Collected data ::
################
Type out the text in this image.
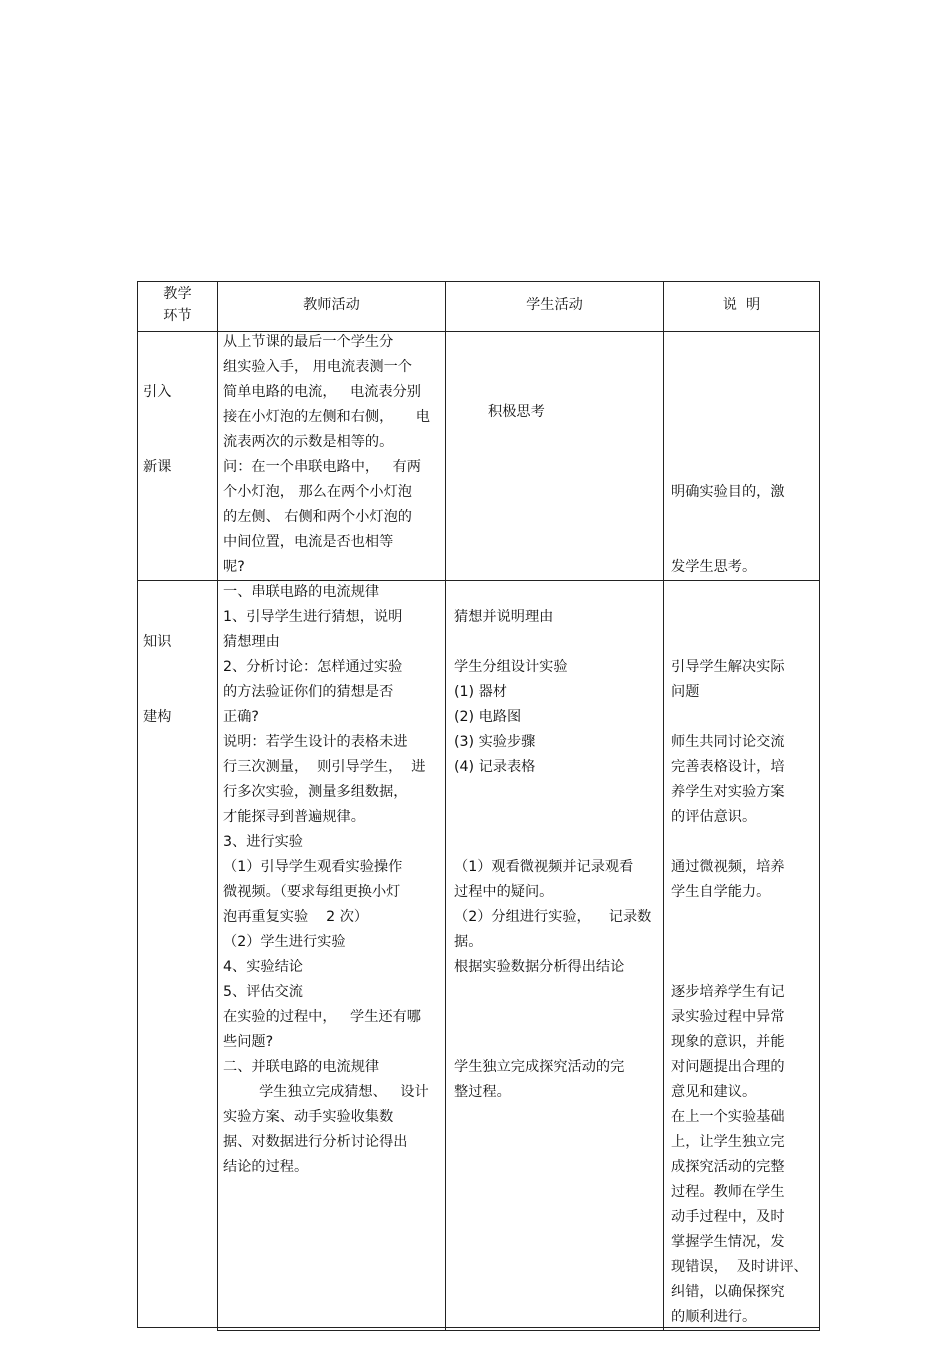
教学
环节
教师活动	学生活动	说  明

引入

新课

从上节课的最后一个学生分
组实验入手， 用电流表测一个
简单电路的电流，   电流表分别
接在小灯泡的左侧和右侧，     电
流表两次的示数是相等的。
问：在一个串联电路中，   有两
个小灯泡， 那么在两个小灯泡
的左侧、 右侧和两个小灯泡的
中间位置，电流是否也相等
呢?
积极思考

明确实验目的，激

发学生思考。

知识

建构

一、串联电路的电流规律
1、引导学生进行猜想，说明
猜想理由
2、分析讨论：怎样通过实验
的方法验证你们的猜想是否
正确?
说明：若学生设计的表格未进
行三次测量，  则引导学生，  进
行多次实验，测量多组数据，
才能探寻到普遍规律。
3、进行实验
（1）引导学生观看实验操作
微视频。（要求每组更换小灯
泡再重复实验    2 次）
（2）学生进行实验
4、实验结论
5、评估交流
在实验的过程中，   学生还有哪
些问题?
二、并联电路的电流规律
学生独立完成猜想、   设计
实验方案、动手实验收集数
据、对数据进行分析讨论得出
结论的过程。
猜想并说明理由
学生分组设计实验
(1) 器材
(2) 电路图
(3) 实验步骤
(4) 记录表格
（1）观看微视频并记录观看
过程中的疑问。
（2）分组进行实验，    记录数
据。
根据实验数据分析得出结论
学生独立完成探究活动的完
整过程。
引导学生解决实际
问题
师生共同讨论交流
完善表格设计，培
养学生对实验方案
的评估意识。
通过微视频，培养
学生自学能力。
逐步培养学生有记
录实验过程中异常
现象的意识，并能
对问题提出合理的
意见和建议。
在上一个实验基础
上，让学生独立完
成探究活动的完整
过程。教师在学生
动手过程中，及时
掌握学生情况，发
现错误，  及时讲评、
纠错，以确保探究
的顺利进行。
################
YOUR OBJECTIVE :: The data should be printed again unchanged; leave its pictures out.

SOLUTION TO THE EXERCISE ::
Type out the text in this image.
教学
环节
教师活动	学生活动	说  明

引入

新课

从上节课的最后一个学生分
组实验入手， 用电流表测一个
简单电路的电流，   电流表分别
接在小灯泡的左侧和右侧，     电
流表两次的示数是相等的。
问：在一个串联电路中，   有两
个小灯泡， 那么在两个小灯泡
的左侧、 右侧和两个小灯泡的
中间位置，电流是否也相等
呢?
积极思考

明确实验目的，激

发学生思考。

知识

建构

一、串联电路的电流规律
1、引导学生进行猜想，说明
猜想理由
2、分析讨论：怎样通过实验
的方法验证你们的猜想是否
正确?
说明：若学生设计的表格未进
行三次测量，  则引导学生，  进
行多次实验，测量多组数据，
才能探寻到普遍规律。
3、进行实验
（1）引导学生观看实验操作
微视频。（要求每组更换小灯
泡再重复实验    2 次）
（2）学生进行实验
4、实验结论
5、评估交流
在实验的过程中，   学生还有哪
些问题?
二、并联电路的电流规律
学生独立完成猜想、   设计
实验方案、动手实验收集数
据、对数据进行分析讨论得出
结论的过程。
猜想并说明理由
学生分组设计实验
(1) 器材
(2) 电路图
(3) 实验步骤
(4) 记录表格
（1）观看微视频并记录观看
过程中的疑问。
（2）分组进行实验，    记录数
据。
根据实验数据分析得出结论
学生独立完成探究活动的完
整过程。
引导学生解决实际
问题
师生共同讨论交流
完善表格设计，培
养学生对实验方案
的评估意识。
通过微视频，培养
学生自学能力。
逐步培养学生有记
录实验过程中异常
现象的意识，并能
对问题提出合理的
意见和建议。
在上一个实验基础
上，让学生独立完
成探究活动的完整
过程。教师在学生
动手过程中，及时
掌握学生情况，发
现错误，  及时讲评、
纠错，以确保探究
的顺利进行。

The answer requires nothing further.